Records to use:
↓↓↓
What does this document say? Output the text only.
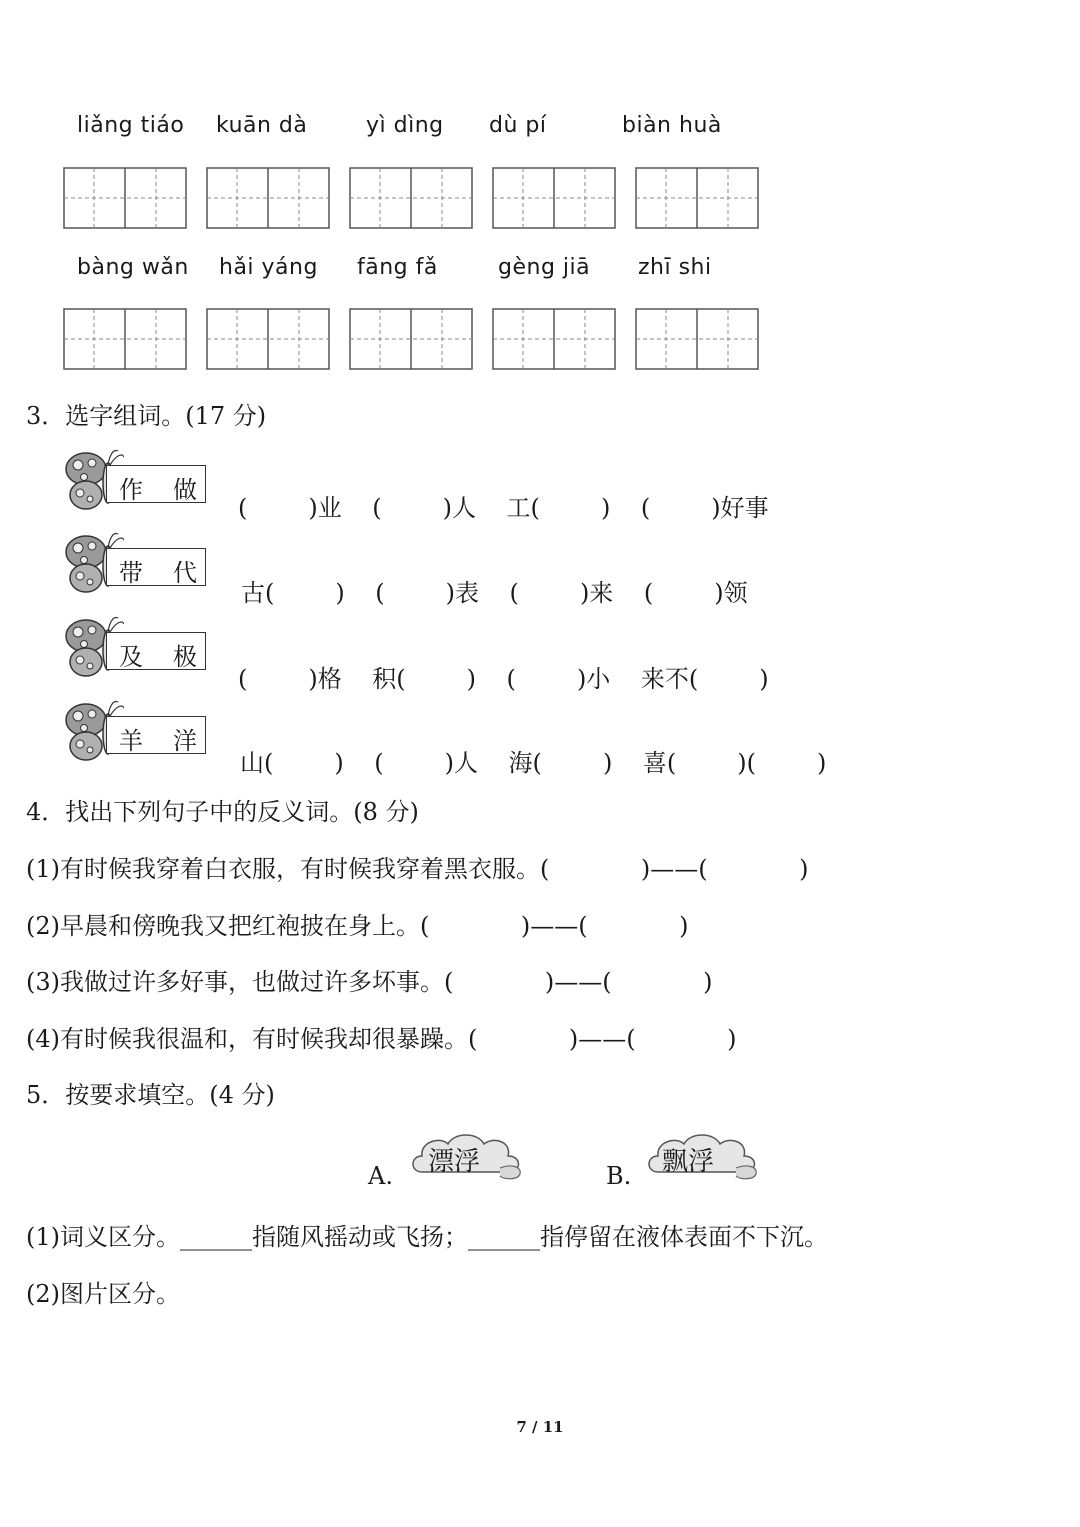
liǎng tiáo kuān dà	yì dìng dù pí	biàn huà
bàng wǎn hǎi yáng fāng fǎ	gèng jiā zhī shi
3．选字组词。(17 分)
作 做
(        )业    (        )人    工(        )    (        )好事
带 代
古(        )    (        )表    (        )来    (        )领
及 极
(        )格    积(        )    (        )小    来不(        )
羊 洋
山(        )    (        )人    海(        )    喜(        )(        )
4．找出下列句子中的反义词。(8 分)
(1)有时候我穿着白衣服，有时候我穿着黑衣服。(            )——(            )
(2)早晨和傍晚我又把红袍披在身上。(            )——(            )
(3)我做过许多好事，也做过许多坏事。(            )——(            )
(4)有时候我很温和，有时候我却很暴躁。(            )——(            )
5．按要求填空。(4 分)
A. 漂浮	B. 飘浮
(1)词义区分。______指随风摇动或飞扬；______指停留在液体表面不下沉。
(2)图片区分。
7 / 11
↑↑↑
Task directions: Will you restate every entry word for word and omit the images?

Problem solution:
What does this document say? Output the text only.
liǎng tiáo kuān dà	yì dìng dù pí	biàn huà
bàng wǎn hǎi yáng fāng fǎ	gèng jiā zhī shi
3．选字组词。(17 分)
作 做
(        )业    (        )人    工(        )    (        )好事
带 代
古(        )    (        )表    (        )来    (        )领
及 极
(        )格    积(        )    (        )小    来不(        )
羊 洋
山(        )    (        )人    海(        )    喜(        )(        )
4．找出下列句子中的反义词。(8 分)
(1)有时候我穿着白衣服，有时候我穿着黑衣服。(            )——(            )
(2)早晨和傍晚我又把红袍披在身上。(            )——(            )
(3)我做过许多好事，也做过许多坏事。(            )——(            )
(4)有时候我很温和，有时候我却很暴躁。(            )——(            )
5．按要求填空。(4 分)
A. 漂浮	B. 飘浮
(1)词义区分。______指随风摇动或飞扬；______指停留在液体表面不下沉。
(2)图片区分。
7 / 11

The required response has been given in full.